DATA SHOWN:
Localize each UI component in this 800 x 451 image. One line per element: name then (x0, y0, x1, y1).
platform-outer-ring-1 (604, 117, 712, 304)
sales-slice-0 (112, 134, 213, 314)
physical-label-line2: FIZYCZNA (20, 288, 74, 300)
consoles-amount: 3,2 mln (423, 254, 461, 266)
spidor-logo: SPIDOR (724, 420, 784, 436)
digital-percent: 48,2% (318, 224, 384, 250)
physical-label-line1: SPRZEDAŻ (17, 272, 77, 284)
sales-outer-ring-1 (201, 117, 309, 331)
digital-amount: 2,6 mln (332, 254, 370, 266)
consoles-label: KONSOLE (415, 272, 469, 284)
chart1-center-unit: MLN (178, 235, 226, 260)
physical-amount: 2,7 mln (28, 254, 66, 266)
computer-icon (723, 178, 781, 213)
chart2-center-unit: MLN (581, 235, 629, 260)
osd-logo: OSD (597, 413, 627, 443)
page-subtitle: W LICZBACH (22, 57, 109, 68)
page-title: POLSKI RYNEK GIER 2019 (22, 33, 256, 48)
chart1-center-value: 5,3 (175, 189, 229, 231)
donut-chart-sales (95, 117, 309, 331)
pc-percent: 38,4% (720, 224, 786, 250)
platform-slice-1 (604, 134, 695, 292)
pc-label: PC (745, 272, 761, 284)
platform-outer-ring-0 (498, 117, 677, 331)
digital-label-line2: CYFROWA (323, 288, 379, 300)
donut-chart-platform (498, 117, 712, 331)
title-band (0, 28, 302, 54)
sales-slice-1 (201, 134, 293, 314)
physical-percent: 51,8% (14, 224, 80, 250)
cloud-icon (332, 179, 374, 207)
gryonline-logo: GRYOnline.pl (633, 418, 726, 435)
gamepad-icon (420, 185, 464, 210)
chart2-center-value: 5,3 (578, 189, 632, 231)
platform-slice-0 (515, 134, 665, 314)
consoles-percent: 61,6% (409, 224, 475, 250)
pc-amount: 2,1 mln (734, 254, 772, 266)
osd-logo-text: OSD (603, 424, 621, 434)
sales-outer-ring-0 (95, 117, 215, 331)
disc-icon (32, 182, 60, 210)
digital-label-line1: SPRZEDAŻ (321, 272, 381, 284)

TASK GOAL: Reproduce all of the lines above word for word, with nothing added, dropped or changed.

FULL RESPONSE:
Localize each UI component in this 800 x 451 image. One line per element: name then (x0, y0, x1, y1).
platform-outer-ring-1 (604, 117, 712, 304)
sales-slice-0 (112, 134, 213, 314)
physical-label-line2: FIZYCZNA (20, 288, 74, 300)
consoles-amount: 3,2 mln (423, 254, 461, 266)
spidor-logo: SPIDOR (724, 420, 784, 436)
digital-percent: 48,2% (318, 224, 384, 250)
physical-label-line1: SPRZEDAŻ (17, 272, 77, 284)
sales-outer-ring-1 (201, 117, 309, 331)
digital-amount: 2,6 mln (332, 254, 370, 266)
consoles-label: KONSOLE (415, 272, 469, 284)
chart1-center-unit: MLN (178, 235, 226, 260)
physical-amount: 2,7 mln (28, 254, 66, 266)
computer-icon (723, 178, 781, 213)
chart2-center-unit: MLN (581, 235, 629, 260)
osd-logo: OSD (597, 413, 627, 443)
page-subtitle: W LICZBACH (22, 57, 109, 68)
page-title: POLSKI RYNEK GIER 2019 (22, 33, 256, 48)
chart1-center-value: 5,3 (175, 189, 229, 231)
donut-chart-sales (95, 117, 309, 331)
pc-percent: 38,4% (720, 224, 786, 250)
platform-slice-1 (604, 134, 695, 292)
pc-label: PC (745, 272, 761, 284)
platform-outer-ring-0 (498, 117, 677, 331)
digital-label-line2: CYFROWA (323, 288, 379, 300)
donut-chart-platform (498, 117, 712, 331)
title-band (0, 28, 302, 54)
sales-slice-1 (201, 134, 293, 314)
physical-percent: 51,8% (14, 224, 80, 250)
cloud-icon (332, 179, 374, 207)
gryonline-logo: GRYOnline.pl (633, 418, 726, 435)
gamepad-icon (420, 185, 464, 210)
chart2-center-value: 5,3 (578, 189, 632, 231)
platform-slice-0 (515, 134, 665, 314)
consoles-percent: 61,6% (409, 224, 475, 250)
pc-amount: 2,1 mln (734, 254, 772, 266)
osd-logo-text: OSD (603, 424, 621, 434)
sales-outer-ring-0 (95, 117, 215, 331)
disc-icon (32, 182, 60, 210)
digital-label-line1: SPRZEDAŻ (321, 272, 381, 284)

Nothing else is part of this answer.